- [Collected data]:

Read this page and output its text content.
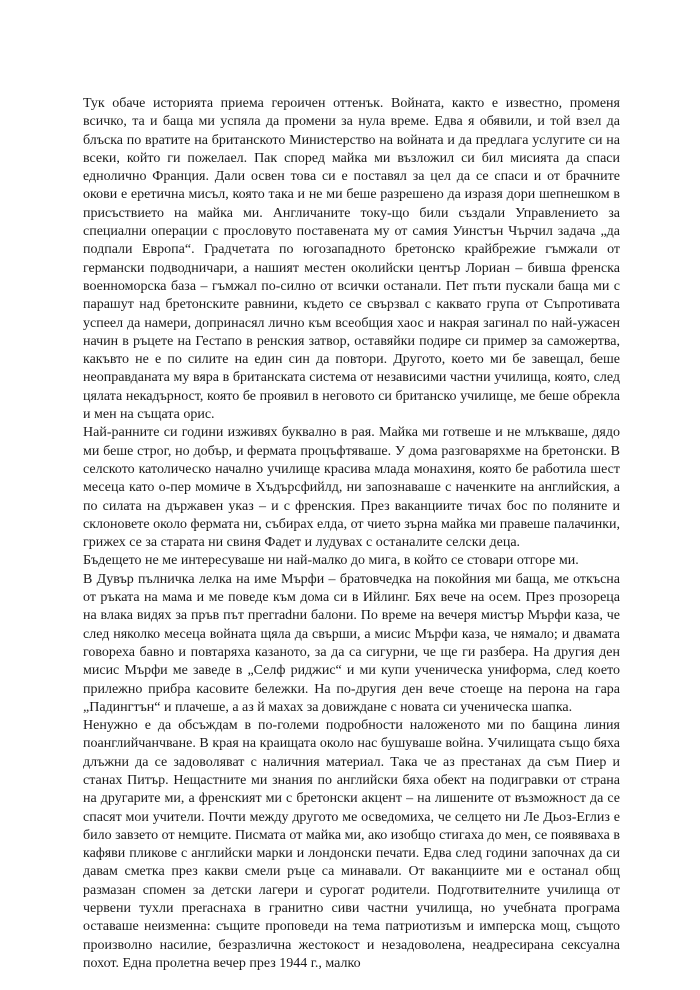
Тук обаче историята приема героичен оттенък. Войната, както е известно, променя всичко, та и баща ми успяла да промени за нула време. Едва я обявили, и той взел да блъска по вратите на британското Министерство на войната и да предлага услугите си на всеки, който ги пожелаел. Пак според майка ми възложил си бил мисията да спаси еднолично Франция. Дали освен това си е поставял за цел да се спаси и от брачните окови е еретична мисъл, която така и не ми беше разрешено да изразя дори шепнешком в присъствието на майка ми. Англичаните току-що били създали Управлението за специални операции с прословуто поставената му от самия Уинстън Чърчил задача „да подпали Европа“. Градчетата по югозападното бретонско крайбрежие гъмжали от германски подводничари, а нашият местен околийски център Лориан – бивша френска военноморска база – гъмжал по-силно от всички останали. Пет пъти пускали баща ми с парашут над бретонските равнини, където се свързвал с каквато група от Съпротивата успеел да намери, допринасял лично към всеобщия хаос и накрая загинал по най-ужасен начин в ръцете на Гестапо в ренския затвор, оставяйки подире си пример за саможертва, какъвто не е по силите на един син да повтори. Другото, което ми бе завещал, беше неоправданата му вяра в британската система от независими частни училища, която, след цялата некадърност, която бе проявил в неговото си британско училище, ме беше обрекла и мен на същата орис.

Най-ранните си години изживях буквално в рая. Майка ми готвеше и не млъкваше, дядо ми беше строг, но добър, и фермата процъфтяваше. У дома разговаряхме на бретонски. В селското католическо начално училище красива млада монахиня, която бе работила шест месеца като о-пер момиче в Хъдърсфийлд, ни запознаваше с наченките на английския, а по силата на държавен указ – и с френския. През ваканциите тичах бос по поляните и склоновете около фермата ни, събирах елда, от чието зърна майка ми правеше палачинки, грижех се за старата ни свиня Фадет и лудувах с останалите селски деца.

Бъдещето не ме интересуваше ни най-малко до мига, в който се стовари отгоре ми.

В Дувър пълничка лелка на име Мърфи – братовчедка на покойния ми баща, ме откъсна от ръката на мама и ме поведе към дома си в Ийлинг. Бях вече на осем. През прозореца на влака видях за пръв път прегradни балони. По време на вечеря мистър Мърфи каза, че след няколко месеца войната щяла да свърши, а мисис Мърфи каза, че нямало; и двамата говореха бавно и повтаряха казаното, за да са сигурни, че ще ги разбера. На другия ден мисис Мърфи ме заведе в „Селф риджис“ и ми купи ученическа униформа, след което прилежно прибра касовите бележки. На по-другия ден вече стоеще на перона на гара „Падингтън“ и плачеше, а аз й махах за довиждане с новата си ученическа шапка.

Ненужно е да обсъждам в по-големи подробности наложеното ми по бащина линия поанглийчанчване. В края на краищата около нас бушуваше война. Училищата също бяха длъжни да се задоволяват с наличния материал. Така че аз престанах да съм Пиер и станах Питър. Нещастните ми знания по английски бяха обект на подигравки от страна на другарите ми, а френският ми с бретонски акцент – на лишените от възможност да се спасят мои учители. Почти между другото ме осведомиха, че селцето ни Ле Дьоз-Еглиз е било завзето от немците. Писмата от майка ми, ако изобщо стигаха до мен, се появяваха в кафяви пликове с английски марки и лондонски печати. Едва след години започнах да си давам сметка през какви смели ръце са минавали. От ваканциите ми е останал общ размазан спомен за детски лагери и сурогат родители. Подготвителните училища от червени тухли преraснаха в гранитно сиви частни училища, но учебната програма оставаше неизменна: същите проповеди на тема патриотизъм и имперска мощ, същото произволно насилие, безразлична жестокост и незадоволена, неадресирана сексуална похот. Една пролетна вечер през 1944 г., малко
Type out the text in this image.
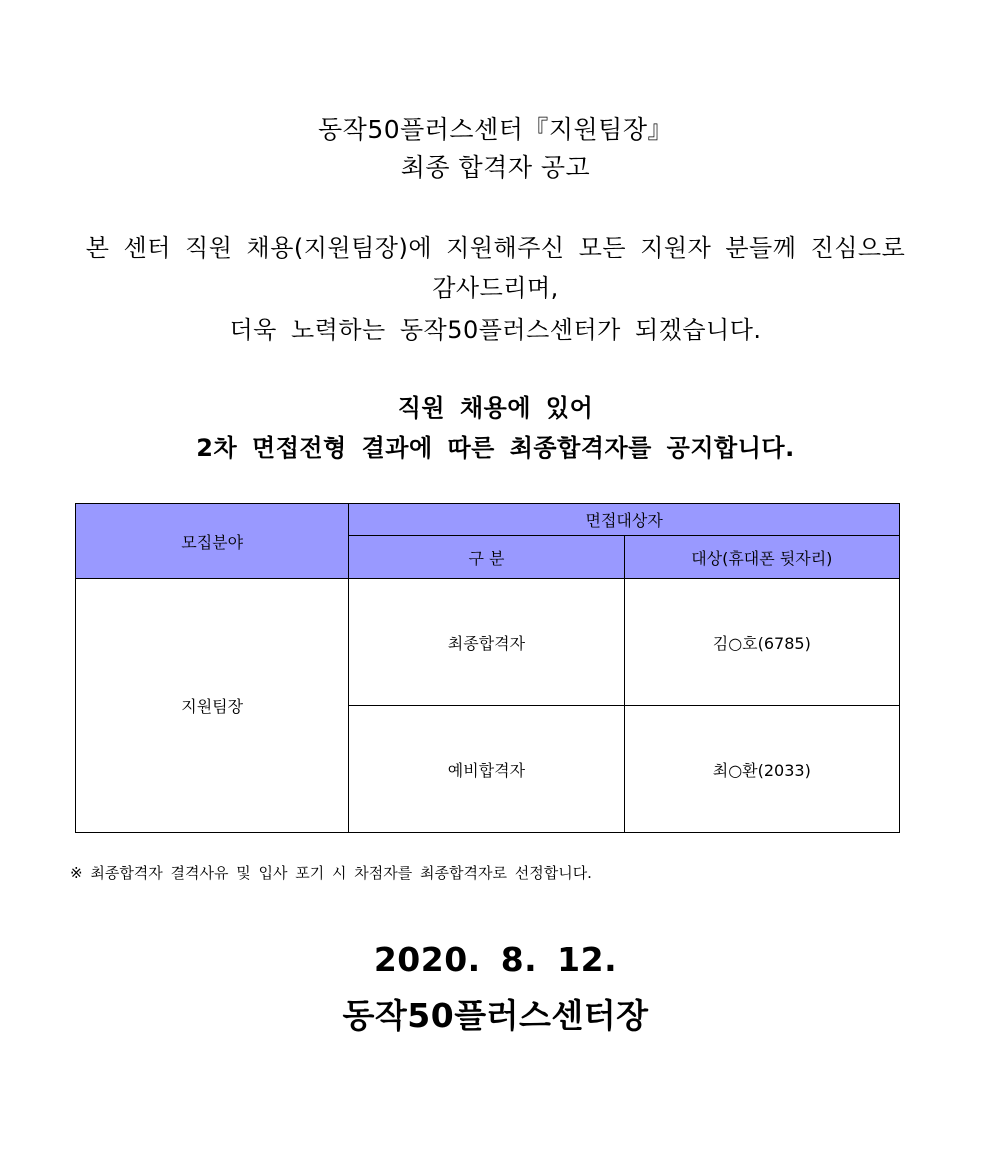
동작50플러스센터『지원팀장』
최종 합격자 공고
본 센터 직원 채용(지원팀장)에 지원해주신 모든 지원자 분들께 진심으로
감사드리며,
더욱 노력하는 동작50플러스센터가 되겠습니다.
직원 채용에 있어
2차 면접전형 결과에 따른 최종합격자를 공지합니다.
모집분야	면접대상자	
	구 분	대상(휴대폰 뒷자리)
지원팀장	최종합격자	김○호(6785)
	예비합격자	최○환(2033)
※ 최종합격자 결격사유 및 입사 포기 시 차점자를 최종합격자로 선정합니다.
2020. 8. 12.
동작50플러스센터장
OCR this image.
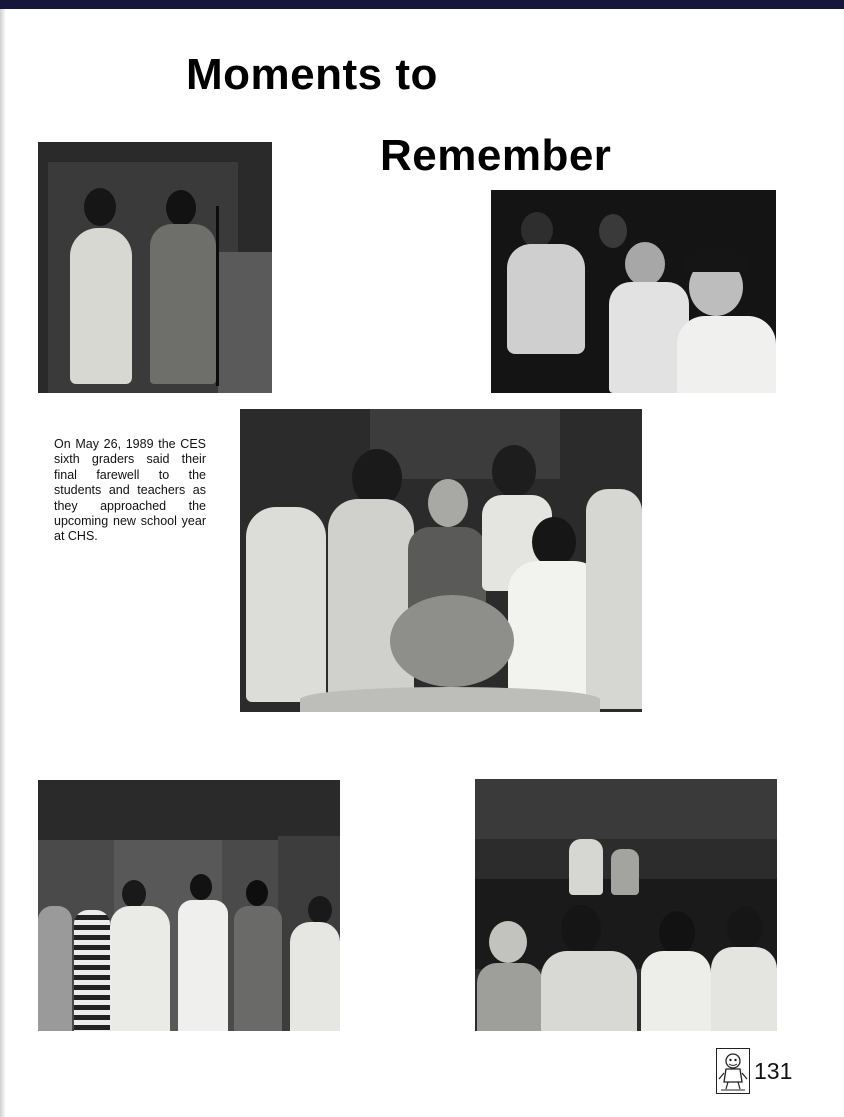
Moments to
Remember

On May 26, 1989 the CES sixth graders said their final farewell to the students and teachers as they approached the upcoming new school year at CHS.

131
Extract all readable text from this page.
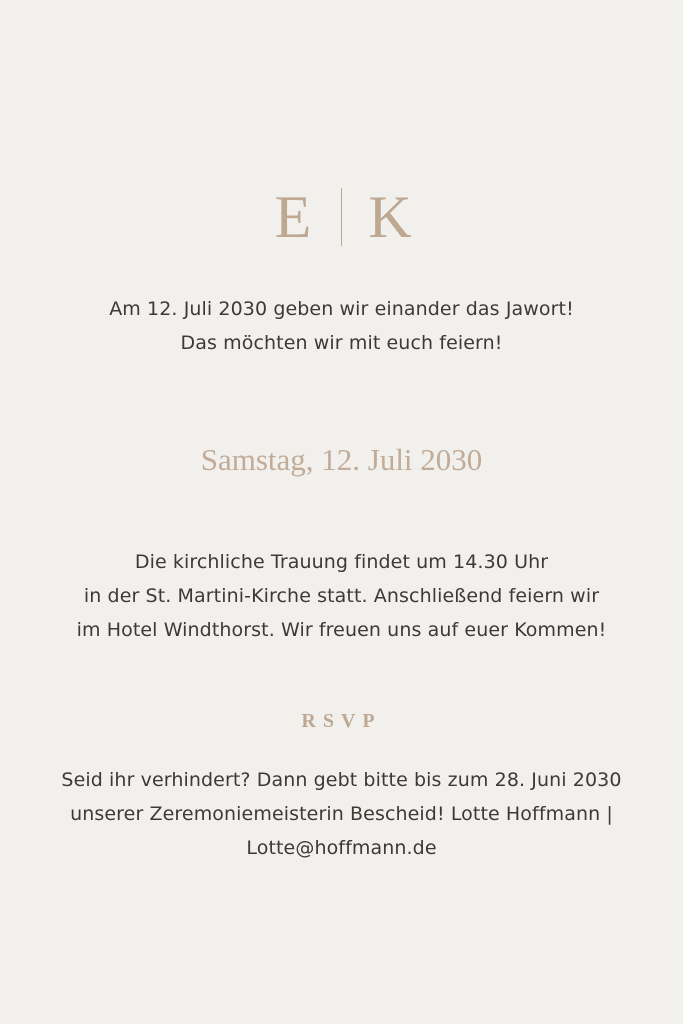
E K
Am 12. Juli 2030 geben wir einander das Jawort!
Das möchten wir mit euch feiern!
Samstag, 12. Juli 2030
Die kirchliche Trauung findet um 14.30 Uhr
in der St. Martini-Kirche statt. Anschließend feiern wir
im Hotel Windthorst. Wir freuen uns auf euer Kommen!
RSVP
Seid ihr verhindert? Dann gebt bitte bis zum 28. Juni 2030
unserer Zeremoniemeisterin Bescheid! Lotte Hoffmann |
Lotte@hoffmann.de
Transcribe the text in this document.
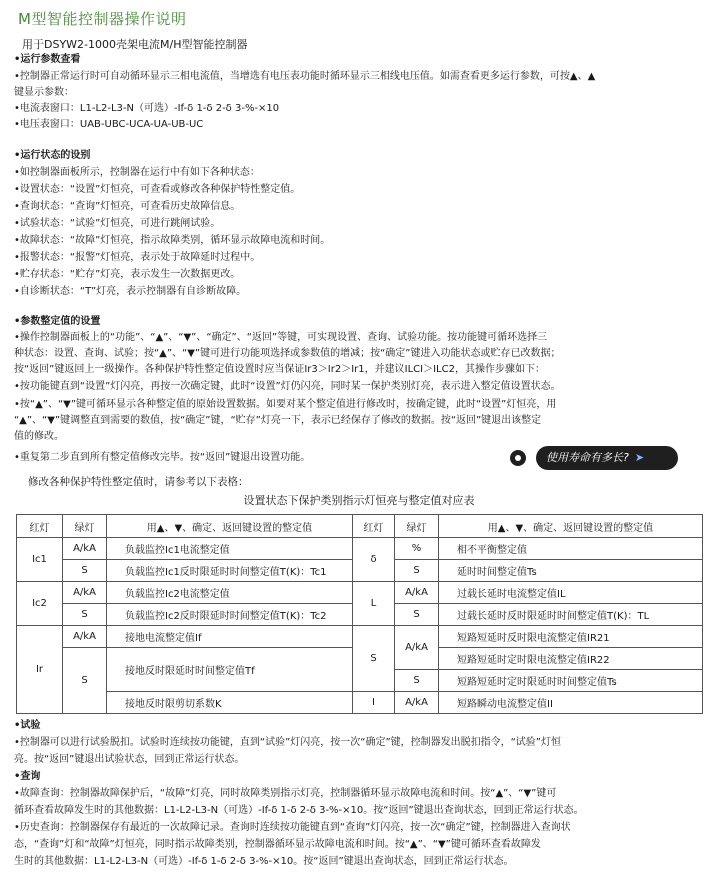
M型智能控制器操作说明
用于DSYW2-1000壳架电流M/H型智能控制器
•运行参数查看
•控制器正常运行时可自动循环显示三相电流值，当增选有电压表功能时循环显示三相线电压值。如需查看更多运行参数，可按▲、▲
键显示参数：
•电流表窗口：L1-L2-L3-N（可选）-If-δ 1-δ 2-δ 3-%-×10
•电压表窗口：UAB-UBC-UCA-UA-UB-UC
•运行状态的设别
•如控制器面板所示，控制器在运行中有如下各种状态：
•设置状态：“设置”灯恒亮，可查看或修改各种保护特性整定值。
•查询状态：“查询”灯恒亮，可查看历史故障信息。
•试验状态：“试验”灯恒亮，可进行跳闸试验。
•故障状态：“故障”灯恒亮，指示故障类别，循环显示故障电流和时间。
•报警状态：“报警”灯恒亮，表示处于故障延时过程中。
•贮存状态：“贮存”灯亮，表示发生一次数据更改。
•自诊断状态：“T”灯亮，表示控制器有自诊断故障。
•参数整定值的设置
•操作控制器面板上的“功能”、“▲”、“▼”、“确定”、“返回”等键，可实现设置、查询、试验功能。按功能键可循环选择三
种状态：设置、查询、试验；按“▲”、“▼”键可进行功能项选择或参数值的增减；按“确定”键进入功能状态或贮存已改数据；
按“返回”键返回上一级操作。各种保护特性整定值设置时应当保证Ir3＞Ir2＞Ir1，并建议ILCI＞ILC2，其操作步骤如下：
•按功能键直到“设置”灯闪亮，再按一次确定键，此时“设置”灯仍闪亮，同时某一保护类别灯亮，表示进入整定值设置状态。
•按“▲”、“▼”键可循环显示各种整定值的原始设置数据。如要对某个整定值进行修改时，按确定键，此时“设置”灯恒亮，用
“▲”、“▼”键调整直到需要的数值，按“确定”键，“贮存”灯亮一下，表示已经保存了修改的数据。按“返回”键退出该整定
值的修改。
•重复第二步直到所有整定值修改完毕。按“返回”键退出设置功能。	使用寿命有多长? ➤
修改各种保护特性整定值时，请参考以下表格：
设置状态下保护类别指示灯恒亮与整定值对应表
红灯	绿灯	用▲、▼、确定、返回键设置的整定值	红灯	绿灯	用▲、▼、确定、返回键设置的整定值
Ic1	A/kA	负载监控Ic1电流整定值	δ	%	相不平衡整定值
	S	负载监控Ic1反时限延时时间整定值T(K)：Tc1		S	延时时间整定值Ts
Ic2	A/kA	负载监控Ic2电流整定值	L	A/kA	过载长延时电流整定值IL
	S	负载监控Ic2反时限延时时间整定值T(K)：Tc2		S	过载长延时反时限延时时间整定值T(K)：TL
Ir	A/kA	接地电流整定值If	S	A/kA	短路短延时反时限电流整定值IR21
	S	接地反时限延时时间整定值Tf			短路短延时定时限电流整定值IR22
				S	短路短延时定时限延时时间整定值Ts
		接地反时限剪切系数K	I	A/kA	短路瞬动电流整定值II
•试验
•控制器可以进行试验脱扣。试验时连续按功能键，直到“试验”灯闪亮，按一次“确定”键，控制器发出脱扣指令，“试验”灯恒
亮。按“返回”键退出试验状态，回到正常运行状态。
•查询
•故障查询：控制器故障保护后，“故障”灯亮，同时故障类别指示灯亮，控制器循环显示故障电流和时间。按“▲”、“▼”键可
循环查看故障发生时的其他数据：L1-L2-L3-N（可选）-If-δ 1-δ 2-δ 3-%-×10。按“返回”键退出查询状态，回到正常运行状态。
•历史查询：控制器保存有最近的一次故障记录。查询时连续按功能键直到“查询”灯闪亮，按一次“确定”键，控制器进入查询状
态，“查询”灯和“故障”灯恒亮，同时指示故障类别，控制器循环显示故障电流和时间。按“▲”、“▼”键可循环查看故障发
生时的其他数据：L1-L2-L3-N（可选）-If-δ 1-δ 2-δ 3-%-×10。按“返回”键退出查询状态，回到正常运行状态。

- [STATED EXERCISE]:
Pull out every line of the records that includes the string "text".

- [THE COMPLETED TASK]:
Read this page and output its text content.
Type out the text in this image.
Extract all readable text from this page.
Transcribe the text in this document.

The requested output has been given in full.